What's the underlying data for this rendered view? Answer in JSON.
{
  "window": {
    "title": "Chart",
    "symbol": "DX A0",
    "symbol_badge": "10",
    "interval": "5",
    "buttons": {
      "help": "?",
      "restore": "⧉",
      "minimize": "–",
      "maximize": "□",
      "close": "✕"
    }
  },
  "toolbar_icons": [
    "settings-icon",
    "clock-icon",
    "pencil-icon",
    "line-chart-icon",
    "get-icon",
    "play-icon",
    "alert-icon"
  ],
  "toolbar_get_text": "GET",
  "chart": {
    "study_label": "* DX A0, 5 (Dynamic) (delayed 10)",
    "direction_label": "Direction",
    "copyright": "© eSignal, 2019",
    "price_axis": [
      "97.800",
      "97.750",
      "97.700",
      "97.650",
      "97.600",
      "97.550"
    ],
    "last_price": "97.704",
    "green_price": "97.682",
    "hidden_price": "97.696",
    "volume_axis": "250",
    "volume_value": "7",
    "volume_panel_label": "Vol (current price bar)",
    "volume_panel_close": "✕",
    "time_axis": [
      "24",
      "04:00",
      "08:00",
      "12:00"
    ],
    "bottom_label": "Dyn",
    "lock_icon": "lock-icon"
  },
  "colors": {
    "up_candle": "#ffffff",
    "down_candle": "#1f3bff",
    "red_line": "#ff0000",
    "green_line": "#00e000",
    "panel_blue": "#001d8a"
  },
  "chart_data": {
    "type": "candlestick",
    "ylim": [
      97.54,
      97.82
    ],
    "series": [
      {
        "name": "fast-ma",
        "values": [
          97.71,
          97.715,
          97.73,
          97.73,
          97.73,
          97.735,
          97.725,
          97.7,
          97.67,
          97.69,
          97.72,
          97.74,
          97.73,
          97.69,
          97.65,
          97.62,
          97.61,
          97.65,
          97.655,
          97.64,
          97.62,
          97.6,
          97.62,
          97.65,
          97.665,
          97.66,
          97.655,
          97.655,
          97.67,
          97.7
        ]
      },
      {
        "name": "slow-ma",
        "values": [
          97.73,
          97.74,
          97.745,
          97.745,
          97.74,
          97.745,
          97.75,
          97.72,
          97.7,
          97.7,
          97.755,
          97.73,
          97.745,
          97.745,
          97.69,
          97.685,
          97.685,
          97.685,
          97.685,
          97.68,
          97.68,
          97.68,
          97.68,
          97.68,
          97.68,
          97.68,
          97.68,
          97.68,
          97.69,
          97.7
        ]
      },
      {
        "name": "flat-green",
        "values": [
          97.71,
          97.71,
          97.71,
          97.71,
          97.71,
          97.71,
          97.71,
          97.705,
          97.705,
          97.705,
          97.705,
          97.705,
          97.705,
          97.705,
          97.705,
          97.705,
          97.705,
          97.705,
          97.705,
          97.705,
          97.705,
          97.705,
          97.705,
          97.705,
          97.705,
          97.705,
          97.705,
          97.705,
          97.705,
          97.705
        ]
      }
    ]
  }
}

— EXERCISE DESCRIPTION —
Print the records above exactly as they appear.

— EXERCISE ANSWER —
What's the underlying data for this rendered view? Answer in JSON.
{
  "window": {
    "title": "Chart",
    "symbol": "DX A0",
    "symbol_badge": "10",
    "interval": "5",
    "buttons": {
      "help": "?",
      "restore": "⧉",
      "minimize": "–",
      "maximize": "□",
      "close": "✕"
    }
  },
  "toolbar_icons": [
    "settings-icon",
    "clock-icon",
    "pencil-icon",
    "line-chart-icon",
    "get-icon",
    "play-icon",
    "alert-icon"
  ],
  "toolbar_get_text": "GET",
  "chart": {
    "study_label": "* DX A0, 5 (Dynamic) (delayed 10)",
    "direction_label": "Direction",
    "copyright": "© eSignal, 2019",
    "price_axis": [
      "97.800",
      "97.750",
      "97.700",
      "97.650",
      "97.600",
      "97.550"
    ],
    "last_price": "97.704",
    "green_price": "97.682",
    "hidden_price": "97.696",
    "volume_axis": "250",
    "volume_value": "7",
    "volume_panel_label": "Vol (current price bar)",
    "volume_panel_close": "✕",
    "time_axis": [
      "24",
      "04:00",
      "08:00",
      "12:00"
    ],
    "bottom_label": "Dyn",
    "lock_icon": "lock-icon"
  },
  "colors": {
    "up_candle": "#ffffff",
    "down_candle": "#1f3bff",
    "red_line": "#ff0000",
    "green_line": "#00e000",
    "panel_blue": "#001d8a"
  },
  "chart_data": {
    "type": "candlestick",
    "ylim": [
      97.54,
      97.82
    ],
    "series": [
      {
        "name": "fast-ma",
        "values": [
          97.71,
          97.715,
          97.73,
          97.73,
          97.73,
          97.735,
          97.725,
          97.7,
          97.67,
          97.69,
          97.72,
          97.74,
          97.73,
          97.69,
          97.65,
          97.62,
          97.61,
          97.65,
          97.655,
          97.64,
          97.62,
          97.6,
          97.62,
          97.65,
          97.665,
          97.66,
          97.655,
          97.655,
          97.67,
          97.7
        ]
      },
      {
        "name": "slow-ma",
        "values": [
          97.73,
          97.74,
          97.745,
          97.745,
          97.74,
          97.745,
          97.75,
          97.72,
          97.7,
          97.7,
          97.755,
          97.73,
          97.745,
          97.745,
          97.69,
          97.685,
          97.685,
          97.685,
          97.685,
          97.68,
          97.68,
          97.68,
          97.68,
          97.68,
          97.68,
          97.68,
          97.68,
          97.68,
          97.69,
          97.7
        ]
      },
      {
        "name": "flat-green",
        "values": [
          97.71,
          97.71,
          97.71,
          97.71,
          97.71,
          97.71,
          97.71,
          97.705,
          97.705,
          97.705,
          97.705,
          97.705,
          97.705,
          97.705,
          97.705,
          97.705,
          97.705,
          97.705,
          97.705,
          97.705,
          97.705,
          97.705,
          97.705,
          97.705,
          97.705,
          97.705,
          97.705,
          97.705,
          97.705,
          97.705
        ]
      }
    ]
  }
}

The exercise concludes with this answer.